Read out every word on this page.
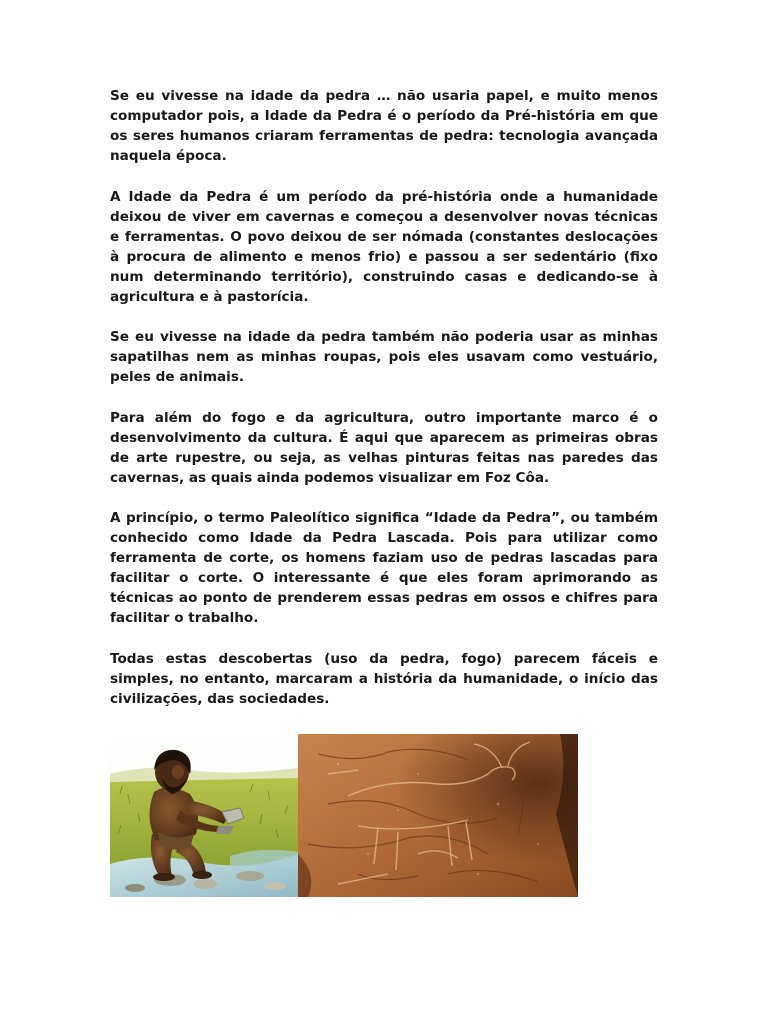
Se eu vivesse na idade da pedra … não usaria papel, e muito menos computador pois, a Idade da Pedra é o período da Pré-história em que os seres humanos criaram ferramentas de pedra: tecnologia avançada naquela época.

A Idade da Pedra é um período da pré-história onde a humanidade deixou de viver em cavernas e começou a desenvolver novas técnicas e ferramentas. O povo deixou de ser nómada (constantes deslocações à procura de alimento e menos frio) e passou a ser sedentário (fixo num determinando território), construindo casas e dedicando-se à agricultura e à pastorícia.

Se eu vivesse na idade da pedra também não poderia usar as minhas sapatilhas nem as minhas roupas, pois eles usavam como vestuário, peles de animais.

Para além do fogo e da agricultura, outro importante marco é o desenvolvimento da cultura. É aqui que aparecem as primeiras obras de arte rupestre, ou seja, as velhas pinturas feitas nas paredes das cavernas, as quais ainda podemos visualizar em Foz Côa.

A princípio, o termo Paleolítico significa “Idade da Pedra”, ou também conhecido como Idade da Pedra Lascada. Pois para utilizar como ferramenta de corte, os homens faziam uso de pedras lascadas para facilitar o corte. O interessante é que eles foram aprimorando as técnicas ao ponto de prenderem essas pedras em ossos e chifres para facilitar o trabalho.

Todas estas descobertas (uso da pedra, fogo) parecem fáceis e simples, no entanto, marcaram a história da humanidade, o início das civilizações, das sociedades.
______________________________
> What the task requires: Repeat the material exactly as it reads, without any of its pictures.

> Exercise result:
Read out every word on this page.
Se eu vivesse na idade da pedra … não usaria papel, e muito menos computador pois, a Idade da Pedra é o período da Pré-história em que os seres humanos criaram ferramentas de pedra: tecnologia avançada naquela época.

A Idade da Pedra é um período da pré-história onde a humanidade deixou de viver em cavernas e começou a desenvolver novas técnicas e ferramentas. O povo deixou de ser nómada (constantes deslocações à procura de alimento e menos frio) e passou a ser sedentário (fixo num determinando território), construindo casas e dedicando-se à agricultura e à pastorícia.

Se eu vivesse na idade da pedra também não poderia usar as minhas sapatilhas nem as minhas roupas, pois eles usavam como vestuário, peles de animais.

Para além do fogo e da agricultura, outro importante marco é o desenvolvimento da cultura. É aqui que aparecem as primeiras obras de arte rupestre, ou seja, as velhas pinturas feitas nas paredes das cavernas, as quais ainda podemos visualizar em Foz Côa.

A princípio, o termo Paleolítico significa “Idade da Pedra”, ou também conhecido como Idade da Pedra Lascada. Pois para utilizar como ferramenta de corte, os homens faziam uso de pedras lascadas para facilitar o corte. O interessante é que eles foram aprimorando as técnicas ao ponto de prenderem essas pedras em ossos e chifres para facilitar o trabalho.

Todas estas descobertas (uso da pedra, fogo) parecem fáceis e simples, no entanto, marcaram a história da humanidade, o início das civilizações, das sociedades.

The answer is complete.